§ Set problem
Find the lines holding the word "this" and collect them.

-------- Excerpted data

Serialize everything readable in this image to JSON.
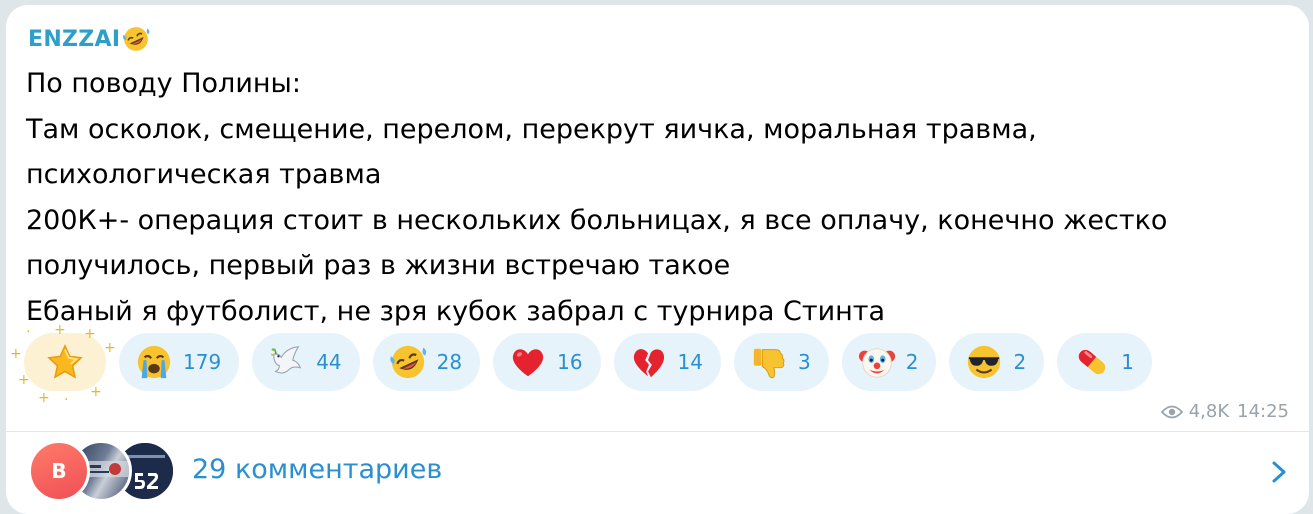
{
  "message": {
    "sender": "ENZZAI",
    "sender_emoji": "rolling-on-floor-laughing-emoji",
    "lines": [
      "По поводу Полины:",
      "Там осколок, смещение, перелом, перекрут яичка, моральная травма,",
      "психологическая травма",
      "200К+- операция стоит в нескольких больницах, я все оплачу, конечно жестко",
      "получилось, первый раз в жизни встречаю такое",
      "Ебаный я футболист, не зря кубок забрал с турнира Стинта"
    ]
  },
  "reactions": [
    {
      "emoji": "star-emoji",
      "count": "",
      "paid": true
    },
    {
      "emoji": "loudly-crying-face-emoji",
      "count": "179"
    },
    {
      "emoji": "dove-emoji",
      "count": "44"
    },
    {
      "emoji": "rolling-on-floor-laughing-emoji",
      "count": "28"
    },
    {
      "emoji": "red-heart-emoji",
      "count": "16"
    },
    {
      "emoji": "broken-heart-emoji",
      "count": "14"
    },
    {
      "emoji": "thumbs-down-emoji",
      "count": "3"
    },
    {
      "emoji": "clown-face-emoji",
      "count": "2"
    },
    {
      "emoji": "smiling-face-with-sunglasses-emoji",
      "count": "2"
    },
    {
      "emoji": "pill-emoji",
      "count": "1"
    }
  ],
  "meta": {
    "views": "4,8K",
    "time": "14:25"
  },
  "comments": {
    "label": "29 комментариев",
    "avatars": [
      {
        "initial": "B",
        "color": "#f25a5a"
      },
      {
        "initial": "",
        "color": "#2b3a56"
      },
      {
        "initial": "",
        "color": "#1d2b4a"
      }
    ]
  },
  "colors": {
    "accent": "#2a8fd0",
    "sender": "#2e9fc9",
    "reaction_bg": "#e7f3fb",
    "meta": "#9aa3aa"
  }
}
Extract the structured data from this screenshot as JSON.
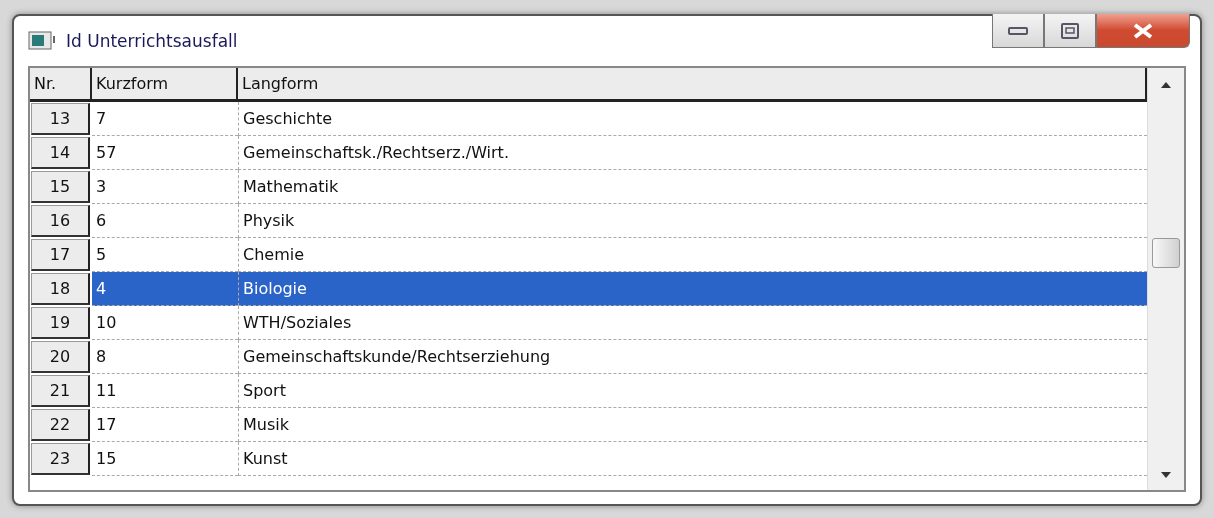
{
  "window": {
    "title": "Id Unterrichtsausfall"
  },
  "table": {
    "columns": [
      "Nr.",
      "Kurzform",
      "Langform"
    ],
    "rows": [
      {
        "nr": "13",
        "kurzform": "7",
        "langform": "Geschichte",
        "selected": false
      },
      {
        "nr": "14",
        "kurzform": "57",
        "langform": "Gemeinschaftsk./Rechtserz./Wirt.",
        "selected": false
      },
      {
        "nr": "15",
        "kurzform": "3",
        "langform": "Mathematik",
        "selected": false
      },
      {
        "nr": "16",
        "kurzform": "6",
        "langform": "Physik",
        "selected": false
      },
      {
        "nr": "17",
        "kurzform": "5",
        "langform": "Chemie",
        "selected": false
      },
      {
        "nr": "18",
        "kurzform": "4",
        "langform": "Biologie",
        "selected": true
      },
      {
        "nr": "19",
        "kurzform": "10",
        "langform": "WTH/Soziales",
        "selected": false
      },
      {
        "nr": "20",
        "kurzform": "8",
        "langform": "Gemeinschaftskunde/Rechtserziehung",
        "selected": false
      },
      {
        "nr": "21",
        "kurzform": "11",
        "langform": "Sport",
        "selected": false
      },
      {
        "nr": "22",
        "kurzform": "17",
        "langform": "Musik",
        "selected": false
      },
      {
        "nr": "23",
        "kurzform": "15",
        "langform": "Kunst",
        "selected": false
      }
    ]
  }
}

----------------

§ Full solution
Serialize everything readable in this image to JSON.
Extract the structured data from this screenshot as JSON.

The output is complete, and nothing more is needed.